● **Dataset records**
-- start --

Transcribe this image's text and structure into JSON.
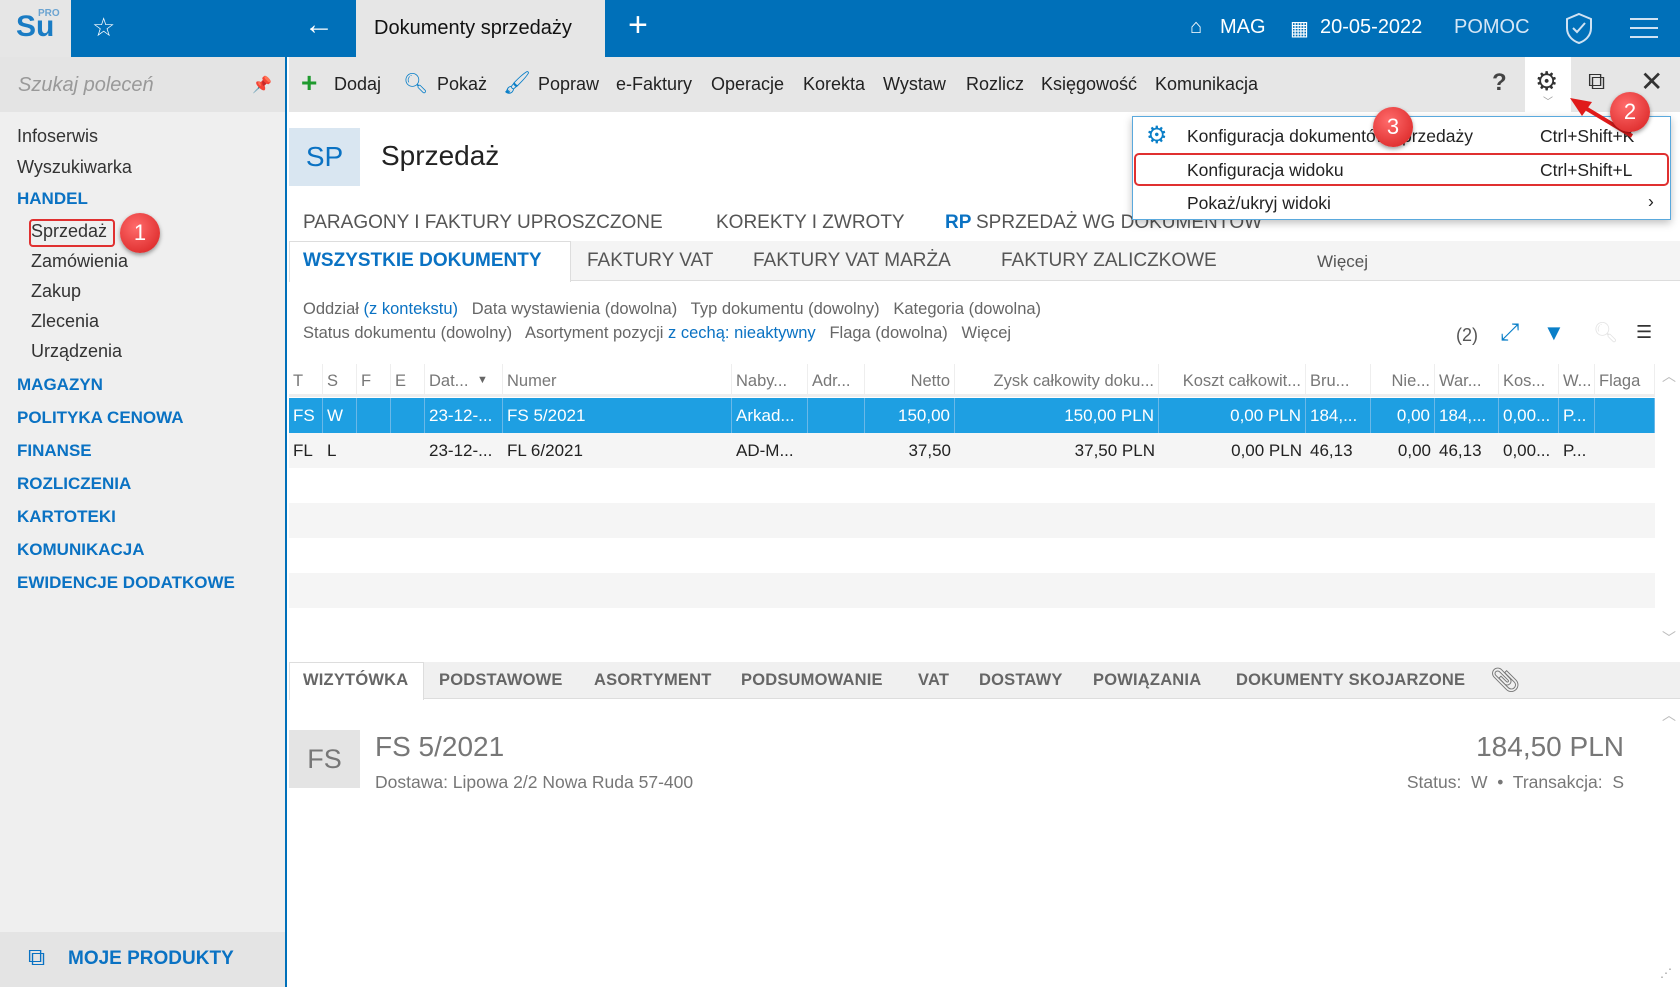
{
  "topbar": {
    "logo": "Su",
    "logo_sup": "PRO",
    "tab_title": "Dokumenty sprzedaży",
    "warehouse": "MAG",
    "date": "20-05-2022",
    "help": "POMOC"
  },
  "sidebar": {
    "search_placeholder": "Szukaj poleceń",
    "items": [
      "Infoserwis",
      "Wyszukiwarka"
    ],
    "handel": "HANDEL",
    "handel_items": [
      "Sprzedaż",
      "Zamówienia",
      "Zakup",
      "Zlecenia",
      "Urządzenia"
    ],
    "sections": [
      "MAGAZYN",
      "POLITYKA CENOWA",
      "FINANSE",
      "ROZLICZENIA",
      "KARTOTEKI",
      "KOMUNIKACJA",
      "EWIDENCJE DODATKOWE"
    ],
    "footer": "MOJE PRODUKTY"
  },
  "toolbar": {
    "items": [
      "Dodaj",
      "Pokaż",
      "Popraw",
      "e-Faktury",
      "Operacje",
      "Korekta",
      "Wystaw",
      "Rozlicz",
      "Księgowość",
      "Komunikacja"
    ],
    "help": "?"
  },
  "header": {
    "code": "SP",
    "title": "Sprzedaż"
  },
  "tabs_top": [
    "PARAGONY I FAKTURY UPROSZCZONE",
    "KOREKTY I ZWROTY",
    "RP",
    "SPRZEDAŻ WG DOKUMENTÓW"
  ],
  "tabs": [
    "WSZYSTKIE DOKUMENTY",
    "FAKTURY VAT",
    "FAKTURY VAT MARŻA",
    "FAKTURY ZALICZKOWE",
    "Więcej"
  ],
  "filters": {
    "oddzial": "Oddział",
    "oddzial_val": "(z kontekstu)",
    "data": "Data wystawienia (dowolna)",
    "typ": "Typ dokumentu (dowolny)",
    "kategoria": "Kategoria (dowolna)",
    "status": "Status dokumentu (dowolny)",
    "asort": "Asortyment pozycji",
    "asort_val": "z cechą: nieaktywny",
    "flaga": "Flaga (dowolna)",
    "wiecej": "Więcej",
    "count": "(2)"
  },
  "grid": {
    "columns": [
      "T",
      "S",
      "F",
      "E",
      "Dat...",
      "Numer",
      "Naby...",
      "Adr...",
      "Netto",
      "Zysk całkowity doku...",
      "Koszt całkowit...",
      "Bru...",
      "Nie...",
      "War...",
      "Kos...",
      "W...",
      "Flaga"
    ],
    "rows": [
      [
        "FS",
        "W",
        "",
        "",
        "23-12-...",
        "FS 5/2021",
        "Arkad...",
        "",
        "150,00",
        "150,00 PLN",
        "0,00 PLN",
        "184,...",
        "0,00",
        "184,...",
        "0,00...",
        "P...",
        ""
      ],
      [
        "FL",
        "L",
        "",
        "",
        "23-12-...",
        "FL 6/2021",
        "AD-M...",
        "",
        "37,50",
        "37,50 PLN",
        "0,00 PLN",
        "46,13",
        "0,00",
        "46,13",
        "0,00...",
        "P...",
        ""
      ]
    ]
  },
  "bottom_tabs": [
    "WIZYTÓWKA",
    "PODSTAWOWE",
    "ASORTYMENT",
    "PODSUMOWANIE",
    "VAT",
    "DOSTAWY",
    "POWIĄZANIA",
    "DOKUMENTY SKOJARZONE"
  ],
  "detail": {
    "type": "FS",
    "number": "FS 5/2021",
    "address": "Dostawa: Lipowa  2/2 Nowa Ruda 57-400",
    "amount": "184,50 PLN",
    "status": "Status:  W  •  Transakcja:  S"
  },
  "menu": {
    "items": [
      {
        "label": "Konfiguracja dokumentów sprzedaży",
        "shortcut": "Ctrl+Shift+K"
      },
      {
        "label": "Konfiguracja widoku",
        "shortcut": "Ctrl+Shift+L"
      },
      {
        "label": "Pokaż/ukryj widoki",
        "shortcut": "›"
      }
    ]
  },
  "badges": [
    "1",
    "2",
    "3"
  ]
}
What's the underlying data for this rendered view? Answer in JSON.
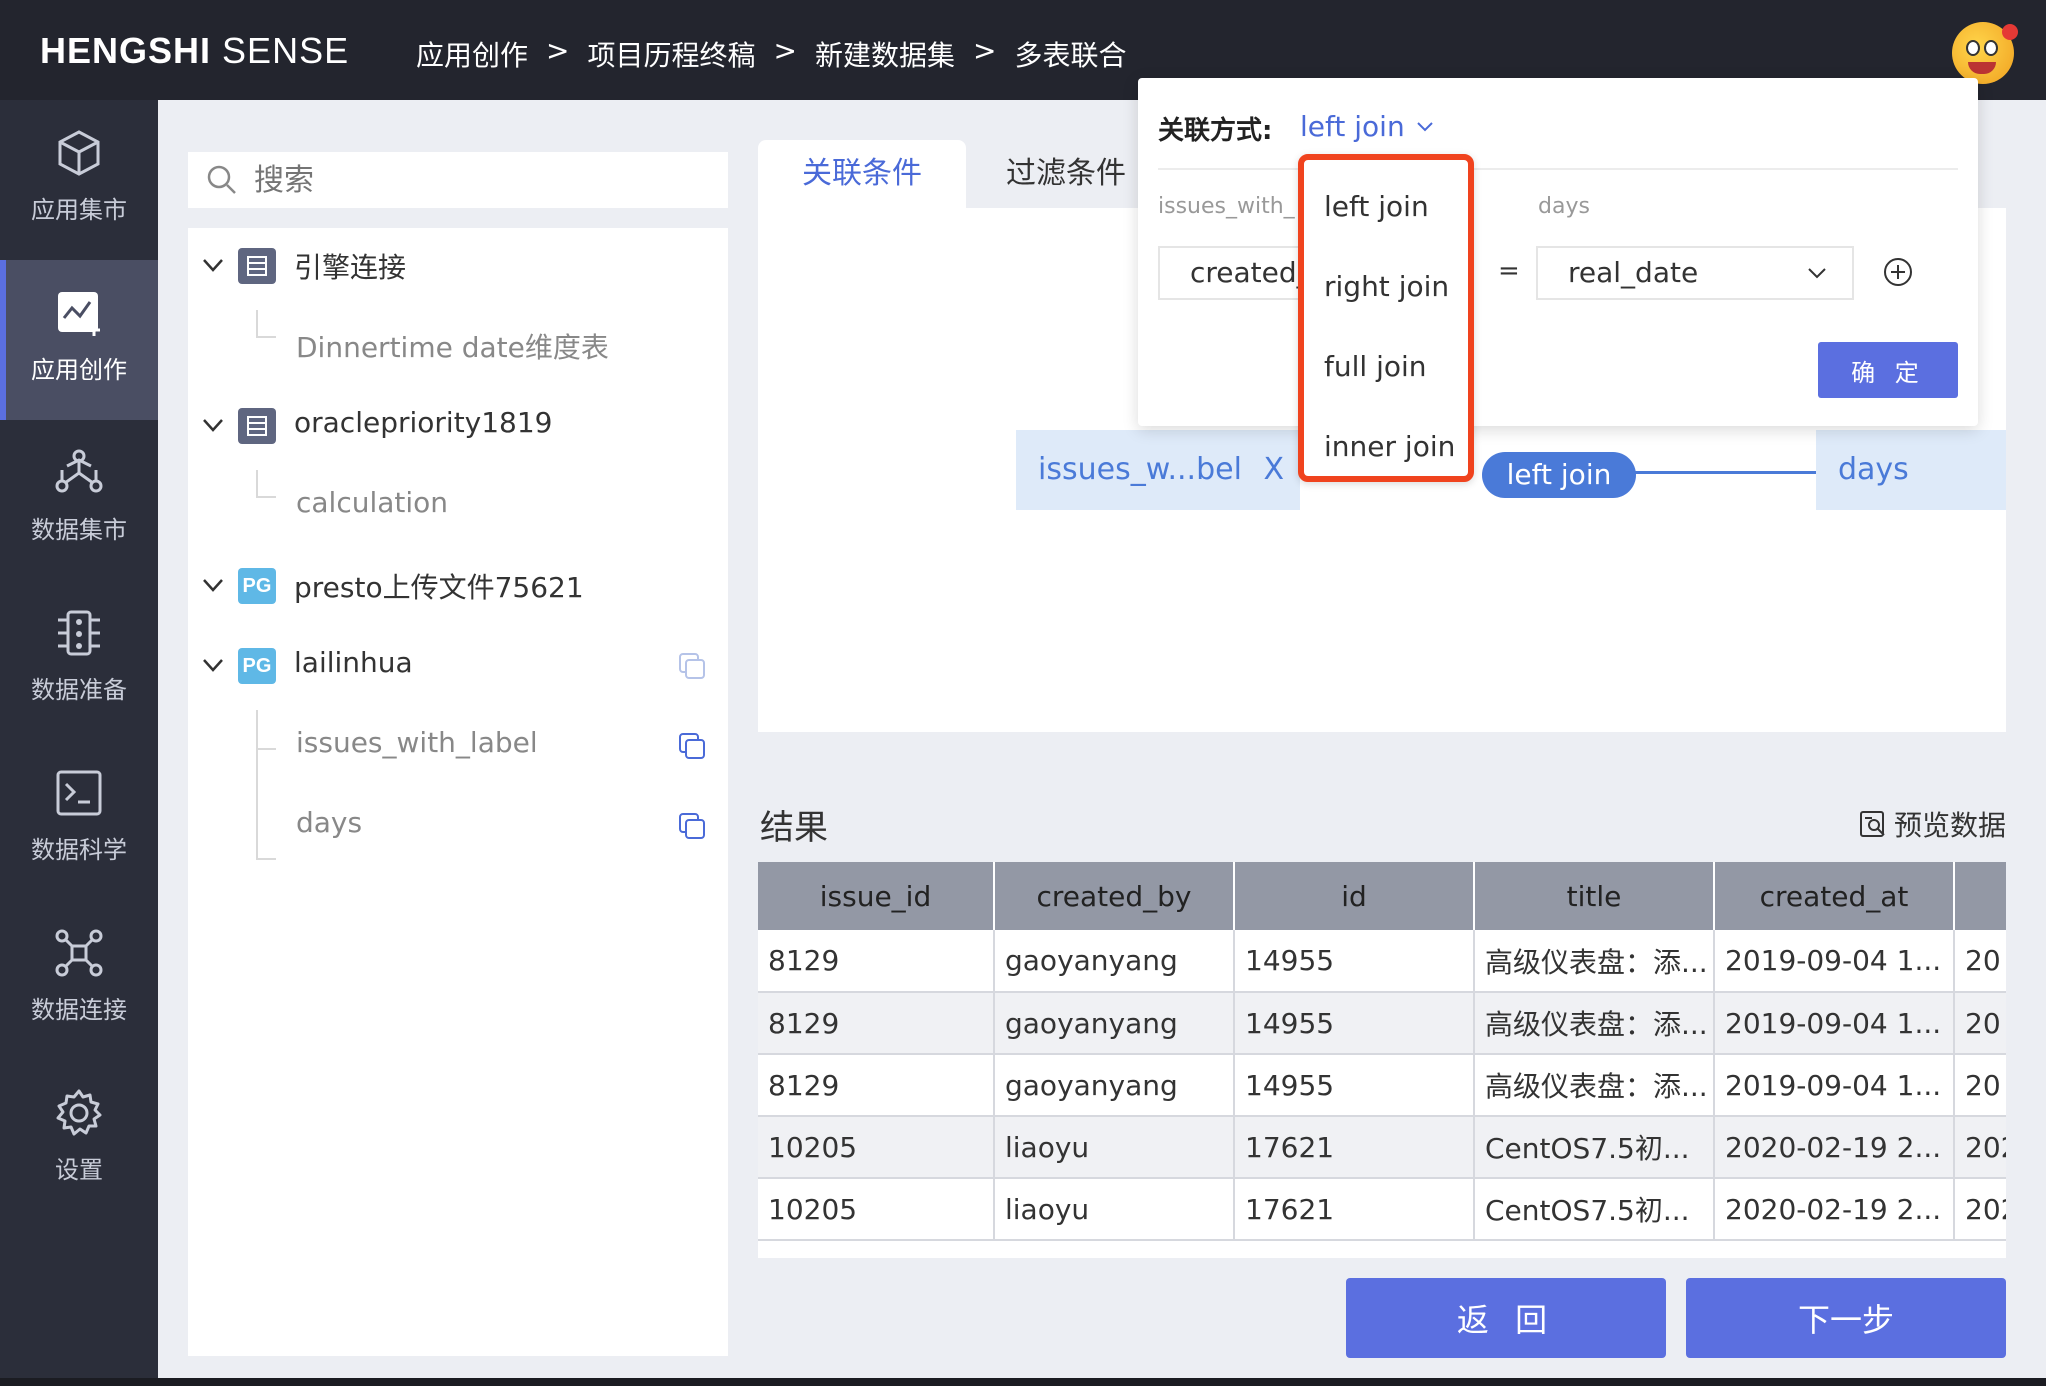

-- end --

● **AIM OF THE EXERCISE**
Print all of the entries word for word. Skip any images they contain.

● **OUTPUT FOR THIS TASK**
Transcribe this image's text and structure into JSON.
{
  "topbar": {
    "logo": "Su",
    "logo_sup": "PRO",
    "tab_title": "Dokumenty sprzedaży",
    "warehouse": "MAG",
    "date": "20-05-2022",
    "help": "POMOC"
  },
  "sidebar": {
    "search_placeholder": "Szukaj poleceń",
    "items": [
      "Infoserwis",
      "Wyszukiwarka"
    ],
    "handel": "HANDEL",
    "handel_items": [
      "Sprzedaż",
      "Zamówienia",
      "Zakup",
      "Zlecenia",
      "Urządzenia"
    ],
    "sections": [
      "MAGAZYN",
      "POLITYKA CENOWA",
      "FINANSE",
      "ROZLICZENIA",
      "KARTOTEKI",
      "KOMUNIKACJA",
      "EWIDENCJE DODATKOWE"
    ],
    "footer": "MOJE PRODUKTY"
  },
  "toolbar": {
    "items": [
      "Dodaj",
      "Pokaż",
      "Popraw",
      "e-Faktury",
      "Operacje",
      "Korekta",
      "Wystaw",
      "Rozlicz",
      "Księgowość",
      "Komunikacja"
    ],
    "help": "?"
  },
  "header": {
    "code": "SP",
    "title": "Sprzedaż"
  },
  "tabs_top": [
    "PARAGONY I FAKTURY UPROSZCZONE",
    "KOREKTY I ZWROTY",
    "RP",
    "SPRZEDAŻ WG DOKUMENTÓW"
  ],
  "tabs": [
    "WSZYSTKIE DOKUMENTY",
    "FAKTURY VAT",
    "FAKTURY VAT MARŻA",
    "FAKTURY ZALICZKOWE",
    "Więcej"
  ],
  "filters": {
    "oddzial": "Oddział",
    "oddzial_val": "(z kontekstu)",
    "data": "Data wystawienia (dowolna)",
    "typ": "Typ dokumentu (dowolny)",
    "kategoria": "Kategoria (dowolna)",
    "status": "Status dokumentu (dowolny)",
    "asort": "Asortyment pozycji",
    "asort_val": "z cechą: nieaktywny",
    "flaga": "Flaga (dowolna)",
    "wiecej": "Więcej",
    "count": "(2)"
  },
  "grid": {
    "columns": [
      "T",
      "S",
      "F",
      "E",
      "Dat...",
      "Numer",
      "Naby...",
      "Adr...",
      "Netto",
      "Zysk całkowity doku...",
      "Koszt całkowit...",
      "Bru...",
      "Nie...",
      "War...",
      "Kos...",
      "W...",
      "Flaga"
    ],
    "rows": [
      [
        "FS",
        "W",
        "",
        "",
        "23-12-...",
        "FS 5/2021",
        "Arkad...",
        "",
        "150,00",
        "150,00 PLN",
        "0,00 PLN",
        "184,...",
        "0,00",
        "184,...",
        "0,00...",
        "P...",
        ""
      ],
      [
        "FL",
        "L",
        "",
        "",
        "23-12-...",
        "FL 6/2021",
        "AD-M...",
        "",
        "37,50",
        "37,50 PLN",
        "0,00 PLN",
        "46,13",
        "0,00",
        "46,13",
        "0,00...",
        "P...",
        ""
      ]
    ]
  },
  "bottom_tabs": [
    "WIZYTÓWKA",
    "PODSTAWOWE",
    "ASORTYMENT",
    "PODSUMOWANIE",
    "VAT",
    "DOSTAWY",
    "POWIĄZANIA",
    "DOKUMENTY SKOJARZONE"
  ],
  "detail": {
    "type": "FS",
    "number": "FS 5/2021",
    "address": "Dostawa: Lipowa  2/2 Nowa Ruda 57-400",
    "amount": "184,50 PLN",
    "status": "Status:  W  •  Transakcja:  S"
  },
  "menu": {
    "items": [
      {
        "label": "Konfiguracja dokumentów sprzedaży",
        "shortcut": "Ctrl+Shift+K"
      },
      {
        "label": "Konfiguracja widoku",
        "shortcut": "Ctrl+Shift+L"
      },
      {
        "label": "Pokaż/ukryj widoki",
        "shortcut": "›"
      }
    ]
  },
  "badges": [
    "1",
    "2",
    "3"
  ]
}
What's the underlying data for this rendered view? Answer in JSON.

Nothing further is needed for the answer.